_Instructions for the task_: Reproduce the following records line for line, leaving every character unchanged.

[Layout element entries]
════

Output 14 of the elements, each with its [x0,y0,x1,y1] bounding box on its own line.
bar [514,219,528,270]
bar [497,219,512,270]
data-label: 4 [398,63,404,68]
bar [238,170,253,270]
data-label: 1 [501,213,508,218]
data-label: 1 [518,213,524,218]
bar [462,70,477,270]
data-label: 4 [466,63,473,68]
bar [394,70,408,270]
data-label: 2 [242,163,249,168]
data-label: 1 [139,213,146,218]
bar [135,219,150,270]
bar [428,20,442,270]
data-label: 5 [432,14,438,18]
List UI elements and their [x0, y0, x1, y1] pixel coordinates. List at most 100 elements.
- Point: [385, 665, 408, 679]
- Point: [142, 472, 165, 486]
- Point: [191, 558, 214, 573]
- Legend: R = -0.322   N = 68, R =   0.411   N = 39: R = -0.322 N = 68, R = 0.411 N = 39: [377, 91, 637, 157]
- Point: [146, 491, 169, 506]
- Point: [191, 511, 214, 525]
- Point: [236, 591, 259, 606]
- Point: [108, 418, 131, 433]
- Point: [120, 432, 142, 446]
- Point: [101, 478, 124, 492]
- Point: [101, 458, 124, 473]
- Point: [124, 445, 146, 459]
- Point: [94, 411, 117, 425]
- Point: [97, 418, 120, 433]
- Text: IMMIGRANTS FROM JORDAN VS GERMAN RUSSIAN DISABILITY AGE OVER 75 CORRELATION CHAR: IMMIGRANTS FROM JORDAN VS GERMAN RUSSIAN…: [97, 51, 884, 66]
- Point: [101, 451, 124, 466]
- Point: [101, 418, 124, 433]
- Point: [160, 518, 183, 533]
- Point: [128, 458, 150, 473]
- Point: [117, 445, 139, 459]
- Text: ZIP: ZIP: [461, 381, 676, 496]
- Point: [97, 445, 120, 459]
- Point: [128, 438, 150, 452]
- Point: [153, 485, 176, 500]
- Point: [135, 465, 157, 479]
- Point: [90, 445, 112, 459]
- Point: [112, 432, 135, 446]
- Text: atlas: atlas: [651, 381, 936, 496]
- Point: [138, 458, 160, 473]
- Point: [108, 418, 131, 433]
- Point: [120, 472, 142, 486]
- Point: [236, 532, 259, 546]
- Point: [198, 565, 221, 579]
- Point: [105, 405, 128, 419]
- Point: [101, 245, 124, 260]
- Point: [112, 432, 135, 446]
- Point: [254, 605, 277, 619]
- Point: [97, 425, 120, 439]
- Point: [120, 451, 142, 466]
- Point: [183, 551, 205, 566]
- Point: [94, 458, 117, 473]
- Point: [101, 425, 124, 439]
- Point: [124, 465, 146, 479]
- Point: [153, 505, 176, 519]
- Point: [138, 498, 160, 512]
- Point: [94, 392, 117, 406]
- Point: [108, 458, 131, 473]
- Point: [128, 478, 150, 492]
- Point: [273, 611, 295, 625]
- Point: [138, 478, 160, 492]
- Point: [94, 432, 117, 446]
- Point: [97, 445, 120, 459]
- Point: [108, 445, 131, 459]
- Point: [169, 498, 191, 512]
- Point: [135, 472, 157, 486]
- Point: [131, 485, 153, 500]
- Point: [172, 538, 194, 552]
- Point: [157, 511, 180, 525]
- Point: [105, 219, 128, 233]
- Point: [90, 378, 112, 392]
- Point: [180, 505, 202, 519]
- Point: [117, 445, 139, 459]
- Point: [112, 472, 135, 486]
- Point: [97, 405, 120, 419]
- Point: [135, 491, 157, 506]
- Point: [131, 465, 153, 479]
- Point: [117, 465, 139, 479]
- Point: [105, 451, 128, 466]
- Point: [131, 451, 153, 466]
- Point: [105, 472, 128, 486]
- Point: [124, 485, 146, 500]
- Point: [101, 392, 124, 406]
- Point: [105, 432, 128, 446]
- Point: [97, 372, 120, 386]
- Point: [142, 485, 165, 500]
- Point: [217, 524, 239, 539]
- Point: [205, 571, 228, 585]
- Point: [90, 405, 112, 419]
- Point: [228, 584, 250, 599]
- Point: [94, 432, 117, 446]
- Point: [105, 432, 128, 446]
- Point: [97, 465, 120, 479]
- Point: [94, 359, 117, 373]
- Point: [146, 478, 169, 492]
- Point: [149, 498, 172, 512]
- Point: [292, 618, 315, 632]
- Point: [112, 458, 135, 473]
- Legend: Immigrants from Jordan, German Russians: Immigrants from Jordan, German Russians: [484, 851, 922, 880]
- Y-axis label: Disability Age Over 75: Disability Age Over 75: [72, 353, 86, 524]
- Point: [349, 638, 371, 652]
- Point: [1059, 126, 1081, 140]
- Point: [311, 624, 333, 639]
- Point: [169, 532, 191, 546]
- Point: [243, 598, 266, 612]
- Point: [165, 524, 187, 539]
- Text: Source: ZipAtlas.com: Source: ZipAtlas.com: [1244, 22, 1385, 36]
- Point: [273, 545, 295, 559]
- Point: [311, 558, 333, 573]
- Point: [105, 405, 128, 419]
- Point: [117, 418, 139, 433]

════

_Reply to the exercise_:
Output 14 of the elements, each with its [x0,y0,x1,y1] bounding box on its own line.
bar [514,219,528,270]
bar [497,219,512,270]
data-label: 4 [398,63,404,68]
bar [238,170,253,270]
data-label: 1 [501,213,508,218]
data-label: 1 [518,213,524,218]
bar [462,70,477,270]
data-label: 4 [466,63,473,68]
bar [394,70,408,270]
data-label: 2 [242,163,249,168]
data-label: 1 [139,213,146,218]
bar [135,219,150,270]
bar [428,20,442,270]
data-label: 5 [432,14,438,18]
List UI elements and their [x0, y0, x1, y1] pixel coordinates. List at most 100 elements.
- Point: [385, 665, 408, 679]
- Point: [142, 472, 165, 486]
- Point: [191, 558, 214, 573]
- Legend: R = -0.322   N = 68, R =   0.411   N = 39: R = -0.322 N = 68, R = 0.411 N = 39: [377, 91, 637, 157]
- Point: [146, 491, 169, 506]
- Point: [191, 511, 214, 525]
- Point: [236, 591, 259, 606]
- Point: [108, 418, 131, 433]
- Point: [120, 432, 142, 446]
- Point: [101, 478, 124, 492]
- Point: [101, 458, 124, 473]
- Point: [124, 445, 146, 459]
- Point: [94, 411, 117, 425]
- Point: [97, 418, 120, 433]
- Text: IMMIGRANTS FROM JORDAN VS GERMAN RUSSIAN DISABILITY AGE OVER 75 CORRELATION CHAR: IMMIGRANTS FROM JORDAN VS GERMAN RUSSIAN…: [97, 51, 884, 66]
- Point: [101, 451, 124, 466]
- Point: [101, 418, 124, 433]
- Point: [160, 518, 183, 533]
- Point: [128, 458, 150, 473]
- Point: [117, 445, 139, 459]
- Text: ZIP: ZIP: [461, 381, 676, 496]
- Point: [97, 445, 120, 459]
- Point: [128, 438, 150, 452]
- Point: [153, 485, 176, 500]
- Point: [135, 465, 157, 479]
- Point: [90, 445, 112, 459]
- Point: [112, 432, 135, 446]
- Text: atlas: atlas: [651, 381, 936, 496]
- Point: [138, 458, 160, 473]
- Point: [108, 418, 131, 433]
- Point: [120, 472, 142, 486]
- Point: [236, 532, 259, 546]
- Point: [198, 565, 221, 579]
- Point: [105, 405, 128, 419]
- Point: [101, 245, 124, 260]
- Point: [112, 432, 135, 446]
- Point: [254, 605, 277, 619]
- Point: [97, 425, 120, 439]
- Point: [120, 451, 142, 466]
- Point: [183, 551, 205, 566]
- Point: [94, 458, 117, 473]
- Point: [101, 425, 124, 439]
- Point: [124, 465, 146, 479]
- Point: [153, 505, 176, 519]
- Point: [138, 498, 160, 512]
- Point: [94, 392, 117, 406]
- Point: [108, 458, 131, 473]
- Point: [128, 478, 150, 492]
- Point: [273, 611, 295, 625]
- Point: [138, 478, 160, 492]
- Point: [94, 432, 117, 446]
- Point: [97, 445, 120, 459]
- Point: [108, 445, 131, 459]
- Point: [169, 498, 191, 512]
- Point: [135, 472, 157, 486]
- Point: [131, 485, 153, 500]
- Point: [172, 538, 194, 552]
- Point: [157, 511, 180, 525]
- Point: [105, 219, 128, 233]
- Point: [90, 378, 112, 392]
- Point: [180, 505, 202, 519]
- Point: [117, 445, 139, 459]
- Point: [112, 472, 135, 486]
- Point: [97, 405, 120, 419]
- Point: [135, 491, 157, 506]
- Point: [131, 465, 153, 479]
- Point: [117, 465, 139, 479]
- Point: [105, 451, 128, 466]
- Point: [131, 451, 153, 466]
- Point: [105, 472, 128, 486]
- Point: [124, 485, 146, 500]
- Point: [101, 392, 124, 406]
- Point: [105, 432, 128, 446]
- Point: [97, 372, 120, 386]
- Point: [142, 485, 165, 500]
- Point: [217, 524, 239, 539]
- Point: [205, 571, 228, 585]
- Point: [90, 405, 112, 419]
- Point: [228, 584, 250, 599]
- Point: [94, 432, 117, 446]
- Point: [105, 432, 128, 446]
- Point: [97, 465, 120, 479]
- Point: [94, 359, 117, 373]
- Point: [146, 478, 169, 492]
- Point: [149, 498, 172, 512]
- Point: [292, 618, 315, 632]
- Point: [112, 458, 135, 473]
- Legend: Immigrants from Jordan, German Russians: Immigrants from Jordan, German Russians: [484, 851, 922, 880]
- Y-axis label: Disability Age Over 75: Disability Age Over 75: [72, 353, 86, 524]
- Point: [349, 638, 371, 652]
- Point: [1059, 126, 1081, 140]
- Point: [311, 624, 333, 639]
- Point: [169, 532, 191, 546]
- Point: [243, 598, 266, 612]
- Point: [165, 524, 187, 539]
- Text: Source: ZipAtlas.com: Source: ZipAtlas.com: [1244, 22, 1385, 36]
- Point: [273, 545, 295, 559]
- Point: [311, 558, 333, 573]
- Point: [105, 405, 128, 419]
- Point: [117, 418, 139, 433]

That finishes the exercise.